# accompaniment in one Key...singing in another Key?



## Gijoefan1976 (Nov 25, 2017)

Hello, I am very very uneducated in the terms of music so please forgive me if this is to simple or to general of a question 


I believe my teacher said the piece of music I have been listening to is in the key of Db but if this is the case could an accompaniment be in this Key but the tenor could be singing in the key of G major?

I hear the voice in me say "well of course anything is possible" I just wonder if anyone here has ever heard this happening before?

Thanks to anyone willing to share and talk to me about this


----------



## KenOC (Mar 7, 2011)

What is the piece of music? D-flat and G are a "tritone" apart, which is as far apart as you can get in our tonal system. In the old days the interval was viewed with horror, and they called it _diabolus in musica_.


----------



## Gijoefan1976 (Nov 25, 2017)

hello!! The piece of music it is based on is Goin' Home COMPOSED BY ANTONÍN DVORÁK but it's a more pop version i would say....ah okay thanks for the info and the new words for me  very much appreciated!


----------



## KenOC (Mar 7, 2011)

"Goin' Home" is a song in the style of a Negro spiritual, written in the 1920s (I think) by a former American student of Dvorak. It is based on the main theme of the Largo from Dvorak's 9th Symphony, "From the New World."

It's about as tonal as you can get, and certainly in the original there's no such situation as you describe.

• _DATA LINES_
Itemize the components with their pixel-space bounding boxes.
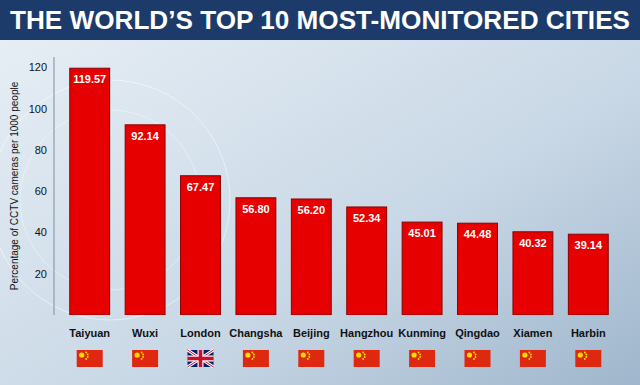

• _SET PROBLEM_
In the forum thread on singing in a different key, what name was the tritone given in the old days?

• _ANSWER TO THIS TASK_
Diabolus in musica.